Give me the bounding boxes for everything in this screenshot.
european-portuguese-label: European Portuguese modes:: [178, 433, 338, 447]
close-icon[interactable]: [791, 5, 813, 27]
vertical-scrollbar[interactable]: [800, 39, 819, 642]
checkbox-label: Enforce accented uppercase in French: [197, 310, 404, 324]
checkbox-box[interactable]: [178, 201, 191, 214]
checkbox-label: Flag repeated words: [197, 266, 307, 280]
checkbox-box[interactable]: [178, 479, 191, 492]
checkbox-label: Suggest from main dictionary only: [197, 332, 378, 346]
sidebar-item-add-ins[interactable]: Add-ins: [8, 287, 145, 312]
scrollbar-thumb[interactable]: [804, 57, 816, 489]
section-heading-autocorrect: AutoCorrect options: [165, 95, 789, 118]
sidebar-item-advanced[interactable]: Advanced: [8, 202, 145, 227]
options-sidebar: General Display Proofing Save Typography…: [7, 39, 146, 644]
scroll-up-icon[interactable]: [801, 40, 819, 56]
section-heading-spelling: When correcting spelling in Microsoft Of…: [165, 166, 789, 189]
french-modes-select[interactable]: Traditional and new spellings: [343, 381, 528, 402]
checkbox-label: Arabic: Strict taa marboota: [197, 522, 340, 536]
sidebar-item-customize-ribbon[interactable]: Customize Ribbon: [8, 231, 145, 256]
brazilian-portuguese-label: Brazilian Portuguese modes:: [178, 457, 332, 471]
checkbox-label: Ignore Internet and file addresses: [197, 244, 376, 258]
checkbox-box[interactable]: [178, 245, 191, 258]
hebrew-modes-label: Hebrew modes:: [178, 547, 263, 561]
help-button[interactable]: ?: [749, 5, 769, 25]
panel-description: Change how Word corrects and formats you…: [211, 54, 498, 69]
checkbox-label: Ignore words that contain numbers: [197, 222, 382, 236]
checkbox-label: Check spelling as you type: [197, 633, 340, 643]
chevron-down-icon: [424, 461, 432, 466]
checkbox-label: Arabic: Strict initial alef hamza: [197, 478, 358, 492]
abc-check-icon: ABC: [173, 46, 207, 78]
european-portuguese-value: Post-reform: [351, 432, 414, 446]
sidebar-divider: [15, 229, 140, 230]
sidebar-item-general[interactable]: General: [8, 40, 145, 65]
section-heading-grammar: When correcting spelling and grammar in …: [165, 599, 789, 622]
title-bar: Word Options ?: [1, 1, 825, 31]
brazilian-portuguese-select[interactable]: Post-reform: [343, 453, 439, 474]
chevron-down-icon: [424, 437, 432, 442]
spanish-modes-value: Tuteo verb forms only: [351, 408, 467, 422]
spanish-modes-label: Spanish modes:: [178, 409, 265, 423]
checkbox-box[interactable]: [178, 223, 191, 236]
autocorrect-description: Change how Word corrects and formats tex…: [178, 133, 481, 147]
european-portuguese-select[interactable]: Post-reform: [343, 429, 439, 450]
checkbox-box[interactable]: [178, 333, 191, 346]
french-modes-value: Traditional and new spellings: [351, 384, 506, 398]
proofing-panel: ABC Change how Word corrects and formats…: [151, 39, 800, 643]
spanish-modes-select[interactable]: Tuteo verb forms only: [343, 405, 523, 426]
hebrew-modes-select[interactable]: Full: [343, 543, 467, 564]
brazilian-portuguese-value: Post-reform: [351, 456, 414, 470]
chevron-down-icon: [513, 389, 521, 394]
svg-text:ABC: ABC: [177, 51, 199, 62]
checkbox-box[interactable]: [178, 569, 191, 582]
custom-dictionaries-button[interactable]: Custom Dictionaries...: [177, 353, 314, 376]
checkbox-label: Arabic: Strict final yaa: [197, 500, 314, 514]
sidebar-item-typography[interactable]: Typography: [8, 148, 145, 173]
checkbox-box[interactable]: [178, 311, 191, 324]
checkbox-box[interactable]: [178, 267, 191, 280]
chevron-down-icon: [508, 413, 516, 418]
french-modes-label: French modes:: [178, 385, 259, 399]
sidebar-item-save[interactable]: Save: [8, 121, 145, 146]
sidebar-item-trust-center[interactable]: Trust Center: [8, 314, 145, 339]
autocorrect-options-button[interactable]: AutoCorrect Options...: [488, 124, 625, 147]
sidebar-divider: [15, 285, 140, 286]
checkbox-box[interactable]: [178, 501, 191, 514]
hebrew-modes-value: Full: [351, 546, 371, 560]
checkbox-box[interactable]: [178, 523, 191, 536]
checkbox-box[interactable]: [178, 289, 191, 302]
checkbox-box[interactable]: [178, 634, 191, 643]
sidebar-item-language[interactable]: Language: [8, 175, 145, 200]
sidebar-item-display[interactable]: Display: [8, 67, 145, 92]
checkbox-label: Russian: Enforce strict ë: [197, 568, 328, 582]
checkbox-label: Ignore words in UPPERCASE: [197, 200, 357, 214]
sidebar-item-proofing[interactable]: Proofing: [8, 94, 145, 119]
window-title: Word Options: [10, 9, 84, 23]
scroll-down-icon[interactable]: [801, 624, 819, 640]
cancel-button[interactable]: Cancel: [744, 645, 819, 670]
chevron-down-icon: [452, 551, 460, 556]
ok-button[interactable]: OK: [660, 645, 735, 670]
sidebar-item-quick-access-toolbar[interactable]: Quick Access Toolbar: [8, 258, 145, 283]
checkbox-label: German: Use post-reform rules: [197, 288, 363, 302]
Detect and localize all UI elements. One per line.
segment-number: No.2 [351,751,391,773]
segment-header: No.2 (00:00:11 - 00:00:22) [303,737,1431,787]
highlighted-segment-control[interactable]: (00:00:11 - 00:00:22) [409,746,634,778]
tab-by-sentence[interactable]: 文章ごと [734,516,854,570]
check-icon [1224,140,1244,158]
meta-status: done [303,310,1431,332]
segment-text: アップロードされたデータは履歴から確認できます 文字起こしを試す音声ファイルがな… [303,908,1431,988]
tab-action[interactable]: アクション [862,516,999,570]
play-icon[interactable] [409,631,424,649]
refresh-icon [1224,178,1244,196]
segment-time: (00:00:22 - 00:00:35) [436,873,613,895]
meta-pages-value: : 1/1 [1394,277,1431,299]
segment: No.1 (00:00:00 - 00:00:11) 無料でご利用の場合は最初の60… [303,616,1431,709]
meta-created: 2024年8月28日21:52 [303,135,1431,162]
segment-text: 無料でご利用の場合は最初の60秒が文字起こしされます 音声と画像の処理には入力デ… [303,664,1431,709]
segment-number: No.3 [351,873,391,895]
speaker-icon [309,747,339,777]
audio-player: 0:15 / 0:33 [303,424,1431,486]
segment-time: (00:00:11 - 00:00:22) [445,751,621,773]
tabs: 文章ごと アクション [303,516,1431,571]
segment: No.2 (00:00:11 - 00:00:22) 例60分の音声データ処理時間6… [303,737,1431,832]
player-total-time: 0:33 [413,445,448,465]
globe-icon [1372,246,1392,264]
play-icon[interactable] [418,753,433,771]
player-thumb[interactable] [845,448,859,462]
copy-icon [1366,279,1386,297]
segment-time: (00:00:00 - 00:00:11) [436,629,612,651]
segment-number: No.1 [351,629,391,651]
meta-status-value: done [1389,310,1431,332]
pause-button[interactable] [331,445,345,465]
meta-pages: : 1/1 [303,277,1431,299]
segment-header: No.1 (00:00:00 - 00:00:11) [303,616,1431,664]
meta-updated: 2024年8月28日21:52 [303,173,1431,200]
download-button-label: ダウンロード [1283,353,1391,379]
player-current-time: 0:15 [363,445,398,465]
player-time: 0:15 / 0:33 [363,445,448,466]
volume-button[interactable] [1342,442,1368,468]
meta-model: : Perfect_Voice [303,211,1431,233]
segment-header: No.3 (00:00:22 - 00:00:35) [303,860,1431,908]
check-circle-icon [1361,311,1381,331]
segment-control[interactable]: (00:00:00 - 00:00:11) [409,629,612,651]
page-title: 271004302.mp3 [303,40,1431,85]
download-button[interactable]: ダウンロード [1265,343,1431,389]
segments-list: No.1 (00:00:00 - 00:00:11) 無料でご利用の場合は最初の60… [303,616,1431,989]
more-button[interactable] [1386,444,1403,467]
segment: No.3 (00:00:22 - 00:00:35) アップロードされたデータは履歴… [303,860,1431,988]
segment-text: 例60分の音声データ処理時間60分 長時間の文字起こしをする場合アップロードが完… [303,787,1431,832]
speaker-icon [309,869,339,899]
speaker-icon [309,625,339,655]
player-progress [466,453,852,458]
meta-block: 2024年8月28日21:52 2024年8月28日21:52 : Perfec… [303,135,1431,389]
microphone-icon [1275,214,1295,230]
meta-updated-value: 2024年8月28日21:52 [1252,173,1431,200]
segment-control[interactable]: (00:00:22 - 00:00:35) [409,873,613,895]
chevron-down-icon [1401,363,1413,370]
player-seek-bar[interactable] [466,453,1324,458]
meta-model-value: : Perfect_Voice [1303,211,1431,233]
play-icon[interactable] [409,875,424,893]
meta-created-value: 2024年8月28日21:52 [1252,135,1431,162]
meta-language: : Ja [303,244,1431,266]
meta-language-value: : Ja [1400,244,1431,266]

Written problem => Quote the lines above word for word, from the first one through the line holding "checkbox-box[interactable]: [178, 245, 191, 258]", inclusive.

Result of the task =>
Give me the bounding boxes for everything in this screenshot.
european-portuguese-label: European Portuguese modes:: [178, 433, 338, 447]
close-icon[interactable]: [791, 5, 813, 27]
vertical-scrollbar[interactable]: [800, 39, 819, 642]
checkbox-label: Enforce accented uppercase in French: [197, 310, 404, 324]
checkbox-box[interactable]: [178, 201, 191, 214]
checkbox-label: Flag repeated words: [197, 266, 307, 280]
checkbox-box[interactable]: [178, 479, 191, 492]
checkbox-label: Suggest from main dictionary only: [197, 332, 378, 346]
sidebar-item-add-ins[interactable]: Add-ins: [8, 287, 145, 312]
scrollbar-thumb[interactable]: [804, 57, 816, 489]
section-heading-autocorrect: AutoCorrect options: [165, 95, 789, 118]
sidebar-item-advanced[interactable]: Advanced: [8, 202, 145, 227]
options-sidebar: General Display Proofing Save Typography…: [7, 39, 146, 644]
scroll-up-icon[interactable]: [801, 40, 819, 56]
section-heading-spelling: When correcting spelling in Microsoft Of…: [165, 166, 789, 189]
french-modes-select[interactable]: Traditional and new spellings: [343, 381, 528, 402]
checkbox-label: Arabic: Strict taa marboota: [197, 522, 340, 536]
sidebar-item-customize-ribbon[interactable]: Customize Ribbon: [8, 231, 145, 256]
brazilian-portuguese-label: Brazilian Portuguese modes:: [178, 457, 332, 471]
checkbox-label: Ignore Internet and file addresses: [197, 244, 376, 258]
checkbox-box[interactable]: [178, 245, 191, 258]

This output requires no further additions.